DATA FOR ANALYSIS
--------

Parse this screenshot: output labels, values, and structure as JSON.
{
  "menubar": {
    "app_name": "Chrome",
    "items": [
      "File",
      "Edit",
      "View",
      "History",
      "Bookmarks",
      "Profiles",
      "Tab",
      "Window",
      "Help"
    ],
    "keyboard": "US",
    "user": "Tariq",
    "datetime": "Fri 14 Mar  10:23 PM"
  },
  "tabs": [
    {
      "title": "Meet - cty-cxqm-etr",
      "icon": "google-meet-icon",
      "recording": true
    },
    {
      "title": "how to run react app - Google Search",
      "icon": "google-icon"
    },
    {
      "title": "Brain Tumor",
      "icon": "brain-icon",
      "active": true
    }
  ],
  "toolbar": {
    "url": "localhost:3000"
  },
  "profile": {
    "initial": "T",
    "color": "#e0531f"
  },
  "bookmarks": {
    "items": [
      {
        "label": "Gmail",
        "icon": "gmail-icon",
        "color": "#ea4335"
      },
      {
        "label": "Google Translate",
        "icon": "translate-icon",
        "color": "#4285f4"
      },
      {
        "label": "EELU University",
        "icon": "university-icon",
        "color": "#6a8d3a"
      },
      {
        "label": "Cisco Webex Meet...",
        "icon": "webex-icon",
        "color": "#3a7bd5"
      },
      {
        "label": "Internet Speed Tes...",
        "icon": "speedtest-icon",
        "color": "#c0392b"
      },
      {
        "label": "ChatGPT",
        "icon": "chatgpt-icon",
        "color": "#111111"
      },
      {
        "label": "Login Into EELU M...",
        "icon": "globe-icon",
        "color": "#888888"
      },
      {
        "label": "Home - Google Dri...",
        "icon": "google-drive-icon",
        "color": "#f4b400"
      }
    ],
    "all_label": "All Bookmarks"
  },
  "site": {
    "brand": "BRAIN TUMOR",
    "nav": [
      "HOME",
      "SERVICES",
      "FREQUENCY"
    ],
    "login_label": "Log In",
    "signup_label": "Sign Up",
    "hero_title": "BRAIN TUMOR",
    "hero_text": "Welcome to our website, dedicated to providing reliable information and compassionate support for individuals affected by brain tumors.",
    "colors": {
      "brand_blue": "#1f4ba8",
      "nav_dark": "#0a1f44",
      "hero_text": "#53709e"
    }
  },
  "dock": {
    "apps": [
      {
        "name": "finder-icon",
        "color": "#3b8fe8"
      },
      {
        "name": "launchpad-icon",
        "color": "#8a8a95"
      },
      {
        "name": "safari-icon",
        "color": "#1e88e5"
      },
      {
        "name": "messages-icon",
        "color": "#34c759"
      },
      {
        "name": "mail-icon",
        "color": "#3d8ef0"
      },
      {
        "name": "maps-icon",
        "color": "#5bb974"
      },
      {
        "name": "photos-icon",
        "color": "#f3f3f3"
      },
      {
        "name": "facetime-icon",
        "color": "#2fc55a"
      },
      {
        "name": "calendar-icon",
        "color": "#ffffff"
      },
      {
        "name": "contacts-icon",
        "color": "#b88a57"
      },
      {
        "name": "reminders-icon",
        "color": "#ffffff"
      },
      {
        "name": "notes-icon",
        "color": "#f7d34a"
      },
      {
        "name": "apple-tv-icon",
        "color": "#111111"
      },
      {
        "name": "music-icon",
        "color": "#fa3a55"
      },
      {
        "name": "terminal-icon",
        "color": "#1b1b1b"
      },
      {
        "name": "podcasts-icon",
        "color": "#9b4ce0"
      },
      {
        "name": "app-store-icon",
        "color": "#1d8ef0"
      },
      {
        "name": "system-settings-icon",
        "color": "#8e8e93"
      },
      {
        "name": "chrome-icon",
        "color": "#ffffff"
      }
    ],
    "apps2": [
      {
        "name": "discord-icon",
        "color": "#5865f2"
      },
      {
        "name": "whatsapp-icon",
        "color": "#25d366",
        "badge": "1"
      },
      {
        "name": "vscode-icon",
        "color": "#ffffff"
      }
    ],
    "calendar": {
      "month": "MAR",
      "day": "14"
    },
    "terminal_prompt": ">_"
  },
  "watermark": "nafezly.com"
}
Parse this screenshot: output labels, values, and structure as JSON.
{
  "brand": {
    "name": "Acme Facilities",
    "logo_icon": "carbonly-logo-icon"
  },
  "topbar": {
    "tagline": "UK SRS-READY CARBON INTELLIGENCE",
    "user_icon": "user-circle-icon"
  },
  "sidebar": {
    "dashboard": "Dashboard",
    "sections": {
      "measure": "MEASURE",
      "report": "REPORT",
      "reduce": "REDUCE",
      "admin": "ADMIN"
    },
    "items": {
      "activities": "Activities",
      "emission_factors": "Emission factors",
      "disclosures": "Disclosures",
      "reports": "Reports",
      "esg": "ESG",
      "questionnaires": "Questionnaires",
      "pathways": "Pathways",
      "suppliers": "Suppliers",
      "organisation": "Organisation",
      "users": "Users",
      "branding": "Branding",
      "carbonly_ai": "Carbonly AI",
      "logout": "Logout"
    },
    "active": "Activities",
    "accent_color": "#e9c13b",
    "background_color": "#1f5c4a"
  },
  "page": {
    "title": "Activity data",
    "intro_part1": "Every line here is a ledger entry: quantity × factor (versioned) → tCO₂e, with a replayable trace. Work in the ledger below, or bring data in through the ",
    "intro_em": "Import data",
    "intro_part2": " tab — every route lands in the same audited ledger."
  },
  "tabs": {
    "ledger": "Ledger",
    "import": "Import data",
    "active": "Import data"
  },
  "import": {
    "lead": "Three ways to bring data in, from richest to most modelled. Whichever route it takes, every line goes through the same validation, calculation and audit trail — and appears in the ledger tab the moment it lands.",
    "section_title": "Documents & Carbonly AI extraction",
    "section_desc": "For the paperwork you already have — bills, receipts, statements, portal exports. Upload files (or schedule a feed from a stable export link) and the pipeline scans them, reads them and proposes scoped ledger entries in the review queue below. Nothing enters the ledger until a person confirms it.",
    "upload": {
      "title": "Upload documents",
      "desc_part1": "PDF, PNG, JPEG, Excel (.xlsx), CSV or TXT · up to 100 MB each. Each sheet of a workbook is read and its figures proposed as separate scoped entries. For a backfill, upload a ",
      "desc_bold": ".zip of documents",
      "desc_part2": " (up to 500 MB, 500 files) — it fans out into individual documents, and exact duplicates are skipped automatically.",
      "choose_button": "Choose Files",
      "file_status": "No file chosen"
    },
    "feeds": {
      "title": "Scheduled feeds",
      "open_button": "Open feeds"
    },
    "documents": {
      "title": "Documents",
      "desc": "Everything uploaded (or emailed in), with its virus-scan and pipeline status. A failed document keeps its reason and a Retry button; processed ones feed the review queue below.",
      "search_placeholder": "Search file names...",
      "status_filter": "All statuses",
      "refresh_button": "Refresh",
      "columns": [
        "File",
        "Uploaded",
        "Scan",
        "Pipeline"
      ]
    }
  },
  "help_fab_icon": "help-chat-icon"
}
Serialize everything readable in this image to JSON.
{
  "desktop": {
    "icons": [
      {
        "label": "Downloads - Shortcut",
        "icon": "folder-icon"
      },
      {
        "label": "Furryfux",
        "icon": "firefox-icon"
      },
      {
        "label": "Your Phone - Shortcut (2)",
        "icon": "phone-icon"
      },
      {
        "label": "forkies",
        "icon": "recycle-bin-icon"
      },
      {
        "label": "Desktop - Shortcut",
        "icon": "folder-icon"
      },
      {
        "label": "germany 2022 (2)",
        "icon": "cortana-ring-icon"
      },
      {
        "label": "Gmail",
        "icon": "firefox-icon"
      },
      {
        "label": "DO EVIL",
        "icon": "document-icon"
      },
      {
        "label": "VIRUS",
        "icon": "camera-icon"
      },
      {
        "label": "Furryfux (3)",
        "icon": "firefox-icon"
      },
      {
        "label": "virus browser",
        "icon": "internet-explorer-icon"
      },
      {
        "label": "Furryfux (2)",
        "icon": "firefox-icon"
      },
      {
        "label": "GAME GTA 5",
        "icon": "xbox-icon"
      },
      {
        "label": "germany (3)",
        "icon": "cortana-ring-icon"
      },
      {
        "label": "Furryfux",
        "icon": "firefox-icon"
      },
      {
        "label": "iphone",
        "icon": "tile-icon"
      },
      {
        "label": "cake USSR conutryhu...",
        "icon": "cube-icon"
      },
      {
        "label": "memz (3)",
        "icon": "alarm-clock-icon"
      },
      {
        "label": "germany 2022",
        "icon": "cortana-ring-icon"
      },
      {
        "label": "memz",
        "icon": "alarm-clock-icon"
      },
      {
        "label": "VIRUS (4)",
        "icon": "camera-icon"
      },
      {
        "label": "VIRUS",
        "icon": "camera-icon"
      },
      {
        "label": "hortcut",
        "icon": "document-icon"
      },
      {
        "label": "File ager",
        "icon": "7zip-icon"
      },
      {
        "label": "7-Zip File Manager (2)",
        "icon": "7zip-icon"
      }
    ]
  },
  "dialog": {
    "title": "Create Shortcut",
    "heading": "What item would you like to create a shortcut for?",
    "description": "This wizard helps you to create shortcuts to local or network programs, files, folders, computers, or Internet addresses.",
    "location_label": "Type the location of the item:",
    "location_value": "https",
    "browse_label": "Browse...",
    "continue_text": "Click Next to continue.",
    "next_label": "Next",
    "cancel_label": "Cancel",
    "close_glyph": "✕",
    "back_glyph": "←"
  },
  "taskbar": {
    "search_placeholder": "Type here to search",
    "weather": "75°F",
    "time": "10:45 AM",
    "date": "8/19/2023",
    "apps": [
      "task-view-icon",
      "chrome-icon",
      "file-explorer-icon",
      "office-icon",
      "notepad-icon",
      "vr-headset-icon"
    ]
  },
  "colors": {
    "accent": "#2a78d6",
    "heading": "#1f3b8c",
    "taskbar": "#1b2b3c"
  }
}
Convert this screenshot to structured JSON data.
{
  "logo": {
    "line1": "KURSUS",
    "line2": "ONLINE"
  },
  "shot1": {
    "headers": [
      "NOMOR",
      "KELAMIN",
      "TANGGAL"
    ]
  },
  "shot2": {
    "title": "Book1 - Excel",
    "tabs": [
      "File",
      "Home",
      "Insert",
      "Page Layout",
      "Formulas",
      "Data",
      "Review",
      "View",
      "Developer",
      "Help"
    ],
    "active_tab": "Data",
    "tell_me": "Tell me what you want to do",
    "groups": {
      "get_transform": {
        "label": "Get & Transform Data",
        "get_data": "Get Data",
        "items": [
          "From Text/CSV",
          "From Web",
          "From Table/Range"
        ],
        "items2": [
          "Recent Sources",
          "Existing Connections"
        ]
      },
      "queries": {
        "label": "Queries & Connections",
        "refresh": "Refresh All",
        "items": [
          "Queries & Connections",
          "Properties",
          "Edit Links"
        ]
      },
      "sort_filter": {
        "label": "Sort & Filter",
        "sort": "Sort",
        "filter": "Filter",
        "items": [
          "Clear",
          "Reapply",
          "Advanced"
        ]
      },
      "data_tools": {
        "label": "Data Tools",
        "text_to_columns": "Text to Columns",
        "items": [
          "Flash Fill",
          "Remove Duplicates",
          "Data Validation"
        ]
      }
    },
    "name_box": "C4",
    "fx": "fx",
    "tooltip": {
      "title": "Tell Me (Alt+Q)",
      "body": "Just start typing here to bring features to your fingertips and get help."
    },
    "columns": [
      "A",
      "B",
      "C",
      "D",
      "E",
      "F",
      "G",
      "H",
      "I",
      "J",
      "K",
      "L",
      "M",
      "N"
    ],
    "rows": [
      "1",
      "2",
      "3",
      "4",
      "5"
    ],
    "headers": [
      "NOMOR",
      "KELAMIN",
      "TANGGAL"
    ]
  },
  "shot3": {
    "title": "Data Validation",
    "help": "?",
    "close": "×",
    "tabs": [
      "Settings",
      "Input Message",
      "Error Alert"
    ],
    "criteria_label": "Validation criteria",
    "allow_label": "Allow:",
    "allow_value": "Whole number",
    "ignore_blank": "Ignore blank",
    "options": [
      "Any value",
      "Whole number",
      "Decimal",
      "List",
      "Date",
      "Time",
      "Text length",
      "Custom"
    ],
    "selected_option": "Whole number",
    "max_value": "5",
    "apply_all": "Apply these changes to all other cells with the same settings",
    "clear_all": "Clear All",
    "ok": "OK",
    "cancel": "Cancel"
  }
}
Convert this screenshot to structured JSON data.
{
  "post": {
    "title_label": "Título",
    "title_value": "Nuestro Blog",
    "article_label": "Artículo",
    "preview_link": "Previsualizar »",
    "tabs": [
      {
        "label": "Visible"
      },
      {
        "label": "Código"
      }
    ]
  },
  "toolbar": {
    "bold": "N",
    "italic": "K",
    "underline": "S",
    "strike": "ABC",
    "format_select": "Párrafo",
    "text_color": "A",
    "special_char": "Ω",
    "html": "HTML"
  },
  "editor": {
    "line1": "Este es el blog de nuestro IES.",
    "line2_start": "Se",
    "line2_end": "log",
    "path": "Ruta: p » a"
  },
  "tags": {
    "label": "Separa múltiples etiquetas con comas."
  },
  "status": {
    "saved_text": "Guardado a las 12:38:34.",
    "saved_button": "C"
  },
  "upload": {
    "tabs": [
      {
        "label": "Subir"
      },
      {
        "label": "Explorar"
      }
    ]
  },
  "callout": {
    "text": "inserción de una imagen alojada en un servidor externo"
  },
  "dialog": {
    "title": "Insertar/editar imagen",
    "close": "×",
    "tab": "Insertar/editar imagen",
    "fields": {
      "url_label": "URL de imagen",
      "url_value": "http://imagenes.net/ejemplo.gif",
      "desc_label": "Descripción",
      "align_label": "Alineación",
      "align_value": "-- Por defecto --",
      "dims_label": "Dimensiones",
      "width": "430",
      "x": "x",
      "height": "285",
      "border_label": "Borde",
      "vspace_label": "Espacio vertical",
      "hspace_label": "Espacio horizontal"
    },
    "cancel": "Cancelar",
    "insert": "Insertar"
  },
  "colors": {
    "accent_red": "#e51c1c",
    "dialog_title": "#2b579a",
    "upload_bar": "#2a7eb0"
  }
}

--------

ASSIGNED TASK
Copy each line of the preceding material that contains "Type".

WRITTEN ANSWER
    "location_label": "Type the location of the item:",
    "search_placeholder": "Type here to search",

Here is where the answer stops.